— Begin —
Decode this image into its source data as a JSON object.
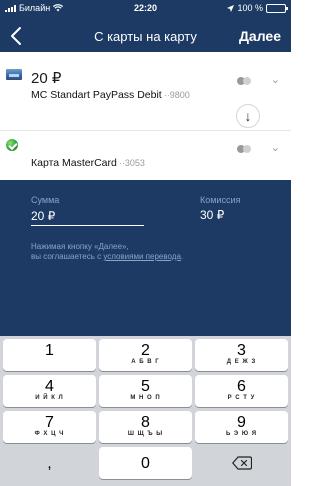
{
  "status_bar": {
    "carrier": "Билайн",
    "time": "22:20",
    "battery": "100 %"
  },
  "nav": {
    "title": "С карты на карту",
    "next_label": "Далее"
  },
  "from_card": {
    "amount": "20 ₽",
    "name": "MC Standart PayPass Debit",
    "mask": "··9800"
  },
  "to_card": {
    "name": "Карта MasterCard",
    "mask": "··3053"
  },
  "form": {
    "sum_label": "Сумма",
    "sum_value": "20 ₽",
    "fee_label": "Комиссия",
    "fee_value": "30 ₽",
    "note_prefix": "Нажимая кнопку «Далее»,",
    "note_middle": "вы соглашаетесь с ",
    "note_link": "условиями перевода",
    "note_suffix": "."
  },
  "keyboard": {
    "keys": [
      {
        "digit": "1",
        "letters": ""
      },
      {
        "digit": "2",
        "letters": "А Б В Г"
      },
      {
        "digit": "3",
        "letters": "Д Е Ж З"
      },
      {
        "digit": "4",
        "letters": "И Й К Л"
      },
      {
        "digit": "5",
        "letters": "М Н О П"
      },
      {
        "digit": "6",
        "letters": "Р С Т У"
      },
      {
        "digit": "7",
        "letters": "Ф Х Ц Ч"
      },
      {
        "digit": "8",
        "letters": "Ш Щ Ъ Ы"
      },
      {
        "digit": "9",
        "letters": "Ь Э Ю Я"
      }
    ],
    "comma": ",",
    "zero": "0"
  },
  "icons": {
    "back": "chevron-left-icon",
    "swap": "arrow-down-icon",
    "delete": "backspace-icon",
    "wifi": "wifi-icon",
    "location": "location-arrow-icon"
  },
  "colors": {
    "brand": "#1d3a64",
    "keyboard_bg": "#d1d4d9",
    "muted": "#8aa3c7"
  }
}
— End —
- **PROBLEM DESCRIPTION**
Take the listing above and print it exactly, apart from the pictures.

- **COMPLETED EXERCISE**
Decode this image into its source data as a JSON object.
{
  "status_bar": {
    "carrier": "Билайн",
    "time": "22:20",
    "battery": "100 %"
  },
  "nav": {
    "title": "С карты на карту",
    "next_label": "Далее"
  },
  "from_card": {
    "amount": "20 ₽",
    "name": "MC Standart PayPass Debit",
    "mask": "··9800"
  },
  "to_card": {
    "name": "Карта MasterCard",
    "mask": "··3053"
  },
  "form": {
    "sum_label": "Сумма",
    "sum_value": "20 ₽",
    "fee_label": "Комиссия",
    "fee_value": "30 ₽",
    "note_prefix": "Нажимая кнопку «Далее»,",
    "note_middle": "вы соглашаетесь с ",
    "note_link": "условиями перевода",
    "note_suffix": "."
  },
  "keyboard": {
    "keys": [
      {
        "digit": "1",
        "letters": ""
      },
      {
        "digit": "2",
        "letters": "А Б В Г"
      },
      {
        "digit": "3",
        "letters": "Д Е Ж З"
      },
      {
        "digit": "4",
        "letters": "И Й К Л"
      },
      {
        "digit": "5",
        "letters": "М Н О П"
      },
      {
        "digit": "6",
        "letters": "Р С Т У"
      },
      {
        "digit": "7",
        "letters": "Ф Х Ц Ч"
      },
      {
        "digit": "8",
        "letters": "Ш Щ Ъ Ы"
      },
      {
        "digit": "9",
        "letters": "Ь Э Ю Я"
      }
    ],
    "comma": ",",
    "zero": "0"
  },
  "icons": {
    "back": "chevron-left-icon",
    "swap": "arrow-down-icon",
    "delete": "backspace-icon",
    "wifi": "wifi-icon",
    "location": "location-arrow-icon"
  },
  "colors": {
    "brand": "#1d3a64",
    "keyboard_bg": "#d1d4d9",
    "muted": "#8aa3c7"
  }
}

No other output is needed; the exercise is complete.